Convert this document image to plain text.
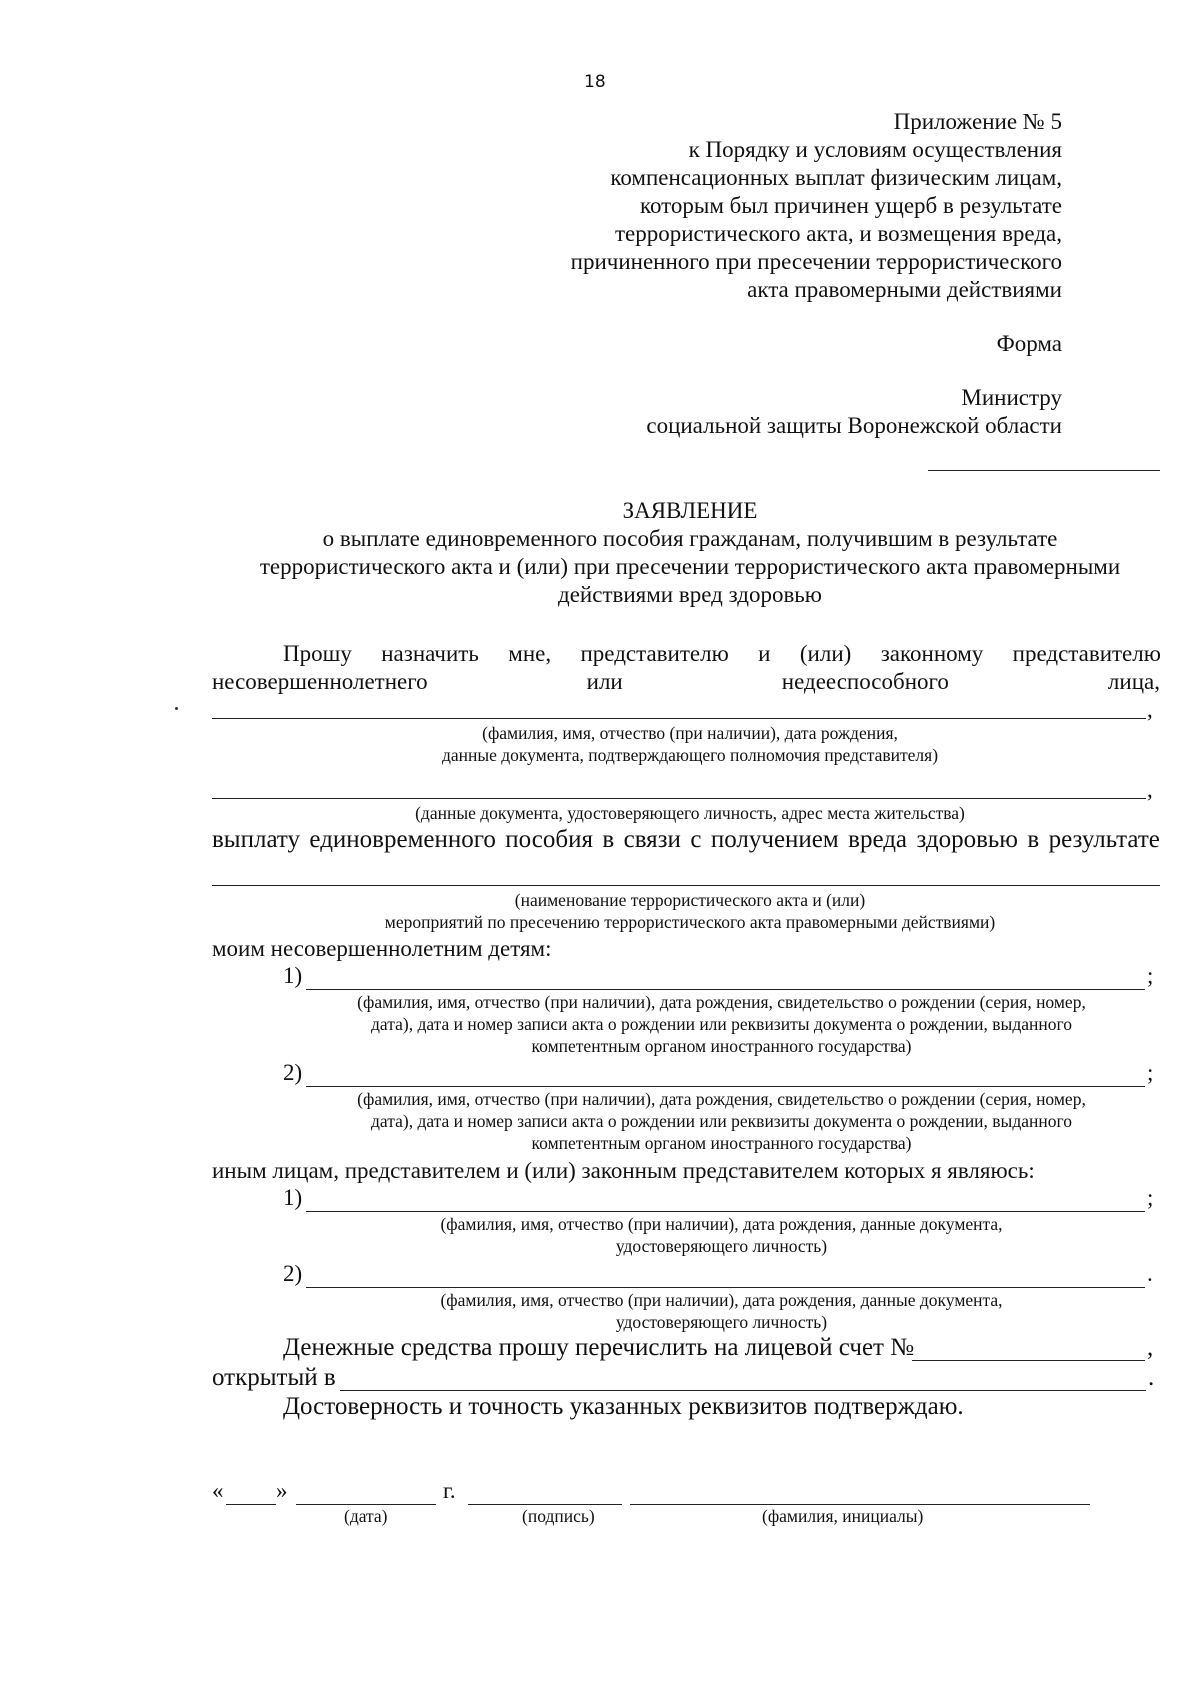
18
Приложение № 5
к Порядку и условиям осуществления
компенсационных выплат физическим лицам,
которым был причинен ущерб в результате
террористического акта, и возмещения вреда,
причиненного при пресечении террористического
акта правомерными действиями
Форма
Министру
социальной защиты Воронежской области
ЗАЯВЛЕНИЕ
о выплате единовременного пособия гражданам, получившим в результате
террористического акта и (или) при пресечении террористического акта правомерными
действиями вред здоровью
Прошу назначить мне, представителю и (или) законному представителю
несовершеннолетнего	или	недееспособного	лица,
,
(фамилия, имя, отчество (при наличии), дата рождения,
данные документа, подтверждающего полномочия представителя)
,
(данные документа, удостоверяющего личность, адрес места жительства)
выплату единовременного пособия в связи с получением вреда здоровью в результате
(наименование террористического акта и (или)
мероприятий по пресечению террористического акта правомерными действиями)
моим несовершеннолетним детям:
1)	;
(фамилия, имя, отчество (при наличии), дата рождения, свидетельство о рождении (серия, номер,
дата), дата и номер записи акта о рождении или реквизиты документа о рождении, выданного
компетентным органом иностранного государства)
2)	;
(фамилия, имя, отчество (при наличии), дата рождения, свидетельство о рождении (серия, номер,
дата), дата и номер записи акта о рождении или реквизиты документа о рождении, выданного
компетентным органом иностранного государства)
иным лицам, представителем и (или) законным представителем которых я являюсь:
1)	;
(фамилия, имя, отчество (при наличии), дата рождения, данные документа,
удостоверяющего личность)
2)	.
(фамилия, имя, отчество (при наличии), дата рождения, данные документа,
удостоверяющего личность)
Денежные средства прошу перечислить на лицевой счет №	,
открытый в	.
Достоверность и точность указанных реквизитов подтверждаю.
« »	г.
(дата)	(подпись)	(фамилия, инициалы)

++++++++++++++++++++

◆ **Required task**
Pictures excluded, quote all the data above exactly.

◆ **Solution to the problem**
Convert this document image to plain text.
18
Приложение № 5
к Порядку и условиям осуществления
компенсационных выплат физическим лицам,
которым был причинен ущерб в результате
террористического акта, и возмещения вреда,
причиненного при пресечении террористического
акта правомерными действиями
Форма
Министру
социальной защиты Воронежской области
ЗАЯВЛЕНИЕ
о выплате единовременного пособия гражданам, получившим в результате
террористического акта и (или) при пресечении террористического акта правомерными
действиями вред здоровью
Прошу назначить мне, представителю и (или) законному представителю
несовершеннолетнего	или	недееспособного	лица,
,
(фамилия, имя, отчество (при наличии), дата рождения,
данные документа, подтверждающего полномочия представителя)
,
(данные документа, удостоверяющего личность, адрес места жительства)
выплату единовременного пособия в связи с получением вреда здоровью в результате
(наименование террористического акта и (или)
мероприятий по пресечению террористического акта правомерными действиями)
моим несовершеннолетним детям:
1)	;
(фамилия, имя, отчество (при наличии), дата рождения, свидетельство о рождении (серия, номер,
дата), дата и номер записи акта о рождении или реквизиты документа о рождении, выданного
компетентным органом иностранного государства)
2)	;
(фамилия, имя, отчество (при наличии), дата рождения, свидетельство о рождении (серия, номер,
дата), дата и номер записи акта о рождении или реквизиты документа о рождении, выданного
компетентным органом иностранного государства)
иным лицам, представителем и (или) законным представителем которых я являюсь:
1)	;
(фамилия, имя, отчество (при наличии), дата рождения, данные документа,
удостоверяющего личность)
2)	.
(фамилия, имя, отчество (при наличии), дата рождения, данные документа,
удостоверяющего личность)
Денежные средства прошу перечислить на лицевой счет №	,
открытый в	.
Достоверность и точность указанных реквизитов подтверждаю.
« »	г.
(дата)	(подпись)	(фамилия, инициалы)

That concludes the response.